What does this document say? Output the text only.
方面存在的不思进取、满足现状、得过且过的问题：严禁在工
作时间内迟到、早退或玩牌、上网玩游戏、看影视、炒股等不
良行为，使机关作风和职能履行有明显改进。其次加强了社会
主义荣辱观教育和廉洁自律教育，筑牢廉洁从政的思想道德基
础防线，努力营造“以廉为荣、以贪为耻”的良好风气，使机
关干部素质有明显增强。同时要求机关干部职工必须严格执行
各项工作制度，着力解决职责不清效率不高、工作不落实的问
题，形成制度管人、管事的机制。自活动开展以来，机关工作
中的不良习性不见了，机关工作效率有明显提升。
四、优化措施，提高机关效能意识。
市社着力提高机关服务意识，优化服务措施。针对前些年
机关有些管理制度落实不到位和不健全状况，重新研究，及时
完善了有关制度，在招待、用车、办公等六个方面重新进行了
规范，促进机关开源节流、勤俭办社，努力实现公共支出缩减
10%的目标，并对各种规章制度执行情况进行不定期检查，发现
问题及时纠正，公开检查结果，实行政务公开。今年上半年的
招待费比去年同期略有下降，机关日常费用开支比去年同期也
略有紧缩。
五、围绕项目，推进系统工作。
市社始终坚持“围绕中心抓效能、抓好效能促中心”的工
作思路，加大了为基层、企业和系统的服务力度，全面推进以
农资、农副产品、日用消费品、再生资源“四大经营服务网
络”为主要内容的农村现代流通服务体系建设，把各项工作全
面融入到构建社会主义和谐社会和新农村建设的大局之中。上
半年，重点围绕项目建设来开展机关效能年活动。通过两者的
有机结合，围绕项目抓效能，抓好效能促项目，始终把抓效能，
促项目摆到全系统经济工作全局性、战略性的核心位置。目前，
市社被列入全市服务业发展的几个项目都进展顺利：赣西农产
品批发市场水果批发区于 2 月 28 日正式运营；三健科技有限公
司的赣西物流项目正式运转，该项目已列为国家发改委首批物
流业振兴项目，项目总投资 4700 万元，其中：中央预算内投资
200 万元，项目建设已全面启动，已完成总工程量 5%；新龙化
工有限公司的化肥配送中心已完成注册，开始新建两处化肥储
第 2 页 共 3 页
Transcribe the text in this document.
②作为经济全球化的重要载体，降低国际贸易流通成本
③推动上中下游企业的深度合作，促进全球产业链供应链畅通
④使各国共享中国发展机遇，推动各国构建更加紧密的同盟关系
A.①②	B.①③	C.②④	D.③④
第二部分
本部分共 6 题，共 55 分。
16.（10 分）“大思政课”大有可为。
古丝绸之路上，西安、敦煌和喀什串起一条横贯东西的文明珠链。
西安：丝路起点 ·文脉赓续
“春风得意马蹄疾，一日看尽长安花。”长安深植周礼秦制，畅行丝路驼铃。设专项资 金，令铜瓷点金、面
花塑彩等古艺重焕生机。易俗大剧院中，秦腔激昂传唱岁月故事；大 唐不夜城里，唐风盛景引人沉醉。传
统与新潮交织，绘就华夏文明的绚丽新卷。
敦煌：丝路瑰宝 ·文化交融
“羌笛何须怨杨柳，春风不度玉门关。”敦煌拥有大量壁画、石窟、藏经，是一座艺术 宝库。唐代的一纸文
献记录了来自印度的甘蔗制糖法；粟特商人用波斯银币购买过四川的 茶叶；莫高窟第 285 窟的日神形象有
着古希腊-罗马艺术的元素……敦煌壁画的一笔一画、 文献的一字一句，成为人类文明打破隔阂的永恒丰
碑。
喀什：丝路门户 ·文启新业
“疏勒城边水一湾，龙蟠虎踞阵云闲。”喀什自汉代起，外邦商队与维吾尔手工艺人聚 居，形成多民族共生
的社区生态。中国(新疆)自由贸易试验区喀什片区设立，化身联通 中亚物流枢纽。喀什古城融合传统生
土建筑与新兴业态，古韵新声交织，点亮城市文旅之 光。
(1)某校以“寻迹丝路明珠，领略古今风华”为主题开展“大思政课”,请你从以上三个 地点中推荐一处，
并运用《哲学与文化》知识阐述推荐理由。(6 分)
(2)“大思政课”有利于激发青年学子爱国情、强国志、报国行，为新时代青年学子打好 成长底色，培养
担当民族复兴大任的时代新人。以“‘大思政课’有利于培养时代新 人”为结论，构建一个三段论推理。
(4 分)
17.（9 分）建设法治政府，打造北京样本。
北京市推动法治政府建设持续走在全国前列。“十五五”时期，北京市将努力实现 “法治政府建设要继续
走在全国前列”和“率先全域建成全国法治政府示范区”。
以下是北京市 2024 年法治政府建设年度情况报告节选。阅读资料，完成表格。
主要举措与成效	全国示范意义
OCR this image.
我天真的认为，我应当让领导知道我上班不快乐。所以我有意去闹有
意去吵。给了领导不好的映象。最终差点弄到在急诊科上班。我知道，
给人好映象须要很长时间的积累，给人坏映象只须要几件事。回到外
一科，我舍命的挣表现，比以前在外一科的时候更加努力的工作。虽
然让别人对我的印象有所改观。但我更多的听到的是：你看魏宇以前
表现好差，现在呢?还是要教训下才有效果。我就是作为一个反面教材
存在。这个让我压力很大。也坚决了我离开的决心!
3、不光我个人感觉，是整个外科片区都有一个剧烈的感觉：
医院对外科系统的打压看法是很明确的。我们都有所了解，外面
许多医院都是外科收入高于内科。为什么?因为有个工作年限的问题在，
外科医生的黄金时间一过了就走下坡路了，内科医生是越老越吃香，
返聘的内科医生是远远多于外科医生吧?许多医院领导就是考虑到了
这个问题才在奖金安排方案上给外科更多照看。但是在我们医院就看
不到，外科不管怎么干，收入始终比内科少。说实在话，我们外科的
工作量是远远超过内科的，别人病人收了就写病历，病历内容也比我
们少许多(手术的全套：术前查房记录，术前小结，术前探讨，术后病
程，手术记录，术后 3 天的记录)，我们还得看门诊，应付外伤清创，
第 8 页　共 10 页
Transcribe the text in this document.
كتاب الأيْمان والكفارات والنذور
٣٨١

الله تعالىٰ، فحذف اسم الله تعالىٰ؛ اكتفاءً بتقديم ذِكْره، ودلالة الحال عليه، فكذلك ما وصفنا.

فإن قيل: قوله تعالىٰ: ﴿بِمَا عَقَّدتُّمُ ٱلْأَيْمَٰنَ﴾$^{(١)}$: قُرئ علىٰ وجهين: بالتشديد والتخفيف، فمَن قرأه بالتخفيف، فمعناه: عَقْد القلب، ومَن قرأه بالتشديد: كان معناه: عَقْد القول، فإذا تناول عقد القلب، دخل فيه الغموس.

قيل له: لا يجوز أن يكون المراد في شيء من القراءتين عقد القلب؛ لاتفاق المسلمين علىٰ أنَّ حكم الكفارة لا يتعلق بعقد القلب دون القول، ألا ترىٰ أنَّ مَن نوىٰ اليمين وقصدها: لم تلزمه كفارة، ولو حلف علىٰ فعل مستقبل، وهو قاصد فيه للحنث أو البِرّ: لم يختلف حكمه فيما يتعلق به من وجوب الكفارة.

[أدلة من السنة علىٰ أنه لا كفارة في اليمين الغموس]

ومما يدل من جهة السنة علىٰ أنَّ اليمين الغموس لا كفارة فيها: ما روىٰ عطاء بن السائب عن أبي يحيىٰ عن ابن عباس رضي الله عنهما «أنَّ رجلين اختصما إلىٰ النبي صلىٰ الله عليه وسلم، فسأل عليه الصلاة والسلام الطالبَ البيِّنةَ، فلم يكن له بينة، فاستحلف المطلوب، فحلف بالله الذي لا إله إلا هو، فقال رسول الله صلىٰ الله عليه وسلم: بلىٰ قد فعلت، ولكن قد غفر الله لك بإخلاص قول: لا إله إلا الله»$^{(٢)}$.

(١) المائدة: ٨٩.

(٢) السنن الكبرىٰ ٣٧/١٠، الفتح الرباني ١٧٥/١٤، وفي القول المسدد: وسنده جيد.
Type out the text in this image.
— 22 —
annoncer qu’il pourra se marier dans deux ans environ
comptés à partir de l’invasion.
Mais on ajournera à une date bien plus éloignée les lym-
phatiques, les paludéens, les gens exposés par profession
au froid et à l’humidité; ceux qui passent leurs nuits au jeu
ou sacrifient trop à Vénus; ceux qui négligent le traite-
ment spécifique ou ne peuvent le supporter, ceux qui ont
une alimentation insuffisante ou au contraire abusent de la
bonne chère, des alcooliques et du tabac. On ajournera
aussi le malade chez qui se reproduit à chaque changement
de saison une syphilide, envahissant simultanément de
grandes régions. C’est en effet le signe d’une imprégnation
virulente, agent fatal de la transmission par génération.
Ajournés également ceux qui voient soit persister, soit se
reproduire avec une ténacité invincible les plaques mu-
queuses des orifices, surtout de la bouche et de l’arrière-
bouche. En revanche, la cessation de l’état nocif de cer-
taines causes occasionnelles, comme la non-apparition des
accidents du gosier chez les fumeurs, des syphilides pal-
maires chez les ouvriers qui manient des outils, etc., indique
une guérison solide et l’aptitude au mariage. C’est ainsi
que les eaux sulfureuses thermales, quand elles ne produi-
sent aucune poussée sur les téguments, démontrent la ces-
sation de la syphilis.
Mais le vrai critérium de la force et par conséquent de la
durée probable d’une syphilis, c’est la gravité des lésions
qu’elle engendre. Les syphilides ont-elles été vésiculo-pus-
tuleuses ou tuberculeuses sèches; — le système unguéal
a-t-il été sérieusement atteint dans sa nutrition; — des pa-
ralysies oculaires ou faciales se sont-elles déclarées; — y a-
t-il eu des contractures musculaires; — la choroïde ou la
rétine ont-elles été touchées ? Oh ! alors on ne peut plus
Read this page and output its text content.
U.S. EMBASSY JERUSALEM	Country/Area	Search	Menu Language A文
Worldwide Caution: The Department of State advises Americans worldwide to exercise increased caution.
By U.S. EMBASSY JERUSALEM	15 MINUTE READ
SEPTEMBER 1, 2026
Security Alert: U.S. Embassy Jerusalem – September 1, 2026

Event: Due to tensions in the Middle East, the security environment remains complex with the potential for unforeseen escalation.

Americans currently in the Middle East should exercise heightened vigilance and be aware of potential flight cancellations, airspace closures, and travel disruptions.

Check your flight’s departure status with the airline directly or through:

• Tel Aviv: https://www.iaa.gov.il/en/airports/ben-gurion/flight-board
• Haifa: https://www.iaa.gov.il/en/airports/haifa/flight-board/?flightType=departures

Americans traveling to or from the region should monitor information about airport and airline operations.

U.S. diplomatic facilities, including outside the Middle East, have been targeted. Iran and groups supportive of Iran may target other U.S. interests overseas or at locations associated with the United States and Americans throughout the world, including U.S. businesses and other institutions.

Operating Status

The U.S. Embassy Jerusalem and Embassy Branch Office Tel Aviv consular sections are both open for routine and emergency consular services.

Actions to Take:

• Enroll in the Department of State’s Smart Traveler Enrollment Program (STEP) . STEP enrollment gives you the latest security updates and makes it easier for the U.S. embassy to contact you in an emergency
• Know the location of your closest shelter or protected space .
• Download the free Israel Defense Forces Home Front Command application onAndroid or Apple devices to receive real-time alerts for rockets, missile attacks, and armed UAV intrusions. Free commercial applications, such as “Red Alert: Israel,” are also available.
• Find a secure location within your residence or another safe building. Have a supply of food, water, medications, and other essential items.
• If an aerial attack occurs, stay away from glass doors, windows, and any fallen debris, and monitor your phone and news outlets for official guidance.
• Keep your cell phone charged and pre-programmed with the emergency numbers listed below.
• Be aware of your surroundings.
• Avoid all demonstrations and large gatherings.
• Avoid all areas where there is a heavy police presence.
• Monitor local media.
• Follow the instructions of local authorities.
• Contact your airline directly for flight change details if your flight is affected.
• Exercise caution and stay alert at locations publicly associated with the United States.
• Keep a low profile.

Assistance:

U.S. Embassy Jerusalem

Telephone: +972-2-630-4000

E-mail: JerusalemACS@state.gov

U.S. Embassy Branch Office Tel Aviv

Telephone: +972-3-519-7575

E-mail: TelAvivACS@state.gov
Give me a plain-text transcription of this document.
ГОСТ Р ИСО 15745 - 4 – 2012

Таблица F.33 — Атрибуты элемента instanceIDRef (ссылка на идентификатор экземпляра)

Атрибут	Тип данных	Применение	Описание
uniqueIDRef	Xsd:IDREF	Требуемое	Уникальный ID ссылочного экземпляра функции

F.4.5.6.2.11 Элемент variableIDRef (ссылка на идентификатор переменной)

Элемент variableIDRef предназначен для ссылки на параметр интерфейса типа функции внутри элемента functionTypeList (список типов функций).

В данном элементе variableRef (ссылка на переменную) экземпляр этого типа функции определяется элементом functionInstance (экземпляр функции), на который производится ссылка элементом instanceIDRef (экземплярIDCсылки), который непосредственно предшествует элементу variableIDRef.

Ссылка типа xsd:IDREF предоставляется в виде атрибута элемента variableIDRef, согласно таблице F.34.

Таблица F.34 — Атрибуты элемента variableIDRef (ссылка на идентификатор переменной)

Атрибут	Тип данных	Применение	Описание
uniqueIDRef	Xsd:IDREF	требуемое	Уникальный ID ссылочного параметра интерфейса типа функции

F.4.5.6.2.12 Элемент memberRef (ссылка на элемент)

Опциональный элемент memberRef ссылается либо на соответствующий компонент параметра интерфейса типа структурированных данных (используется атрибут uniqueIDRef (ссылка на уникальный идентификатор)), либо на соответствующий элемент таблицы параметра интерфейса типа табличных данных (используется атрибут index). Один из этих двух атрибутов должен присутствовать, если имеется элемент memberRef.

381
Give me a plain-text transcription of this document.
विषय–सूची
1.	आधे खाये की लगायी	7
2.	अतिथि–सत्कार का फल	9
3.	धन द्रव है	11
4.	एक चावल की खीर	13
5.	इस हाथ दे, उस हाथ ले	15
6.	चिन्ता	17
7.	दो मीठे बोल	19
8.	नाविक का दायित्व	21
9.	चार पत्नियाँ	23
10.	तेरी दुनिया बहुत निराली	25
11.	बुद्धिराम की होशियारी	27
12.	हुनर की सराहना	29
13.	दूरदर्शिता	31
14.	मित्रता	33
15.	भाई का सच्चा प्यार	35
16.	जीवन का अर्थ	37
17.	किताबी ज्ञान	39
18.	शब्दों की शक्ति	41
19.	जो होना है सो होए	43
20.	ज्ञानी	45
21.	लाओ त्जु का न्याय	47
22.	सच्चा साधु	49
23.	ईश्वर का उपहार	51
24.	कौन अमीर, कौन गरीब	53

# Exercise brief
Filter the records above and return every line that holds the word "mail".

# Solution
E-mail: JerusalemACS@state.gov
E-mail: TelAvivACS@state.gov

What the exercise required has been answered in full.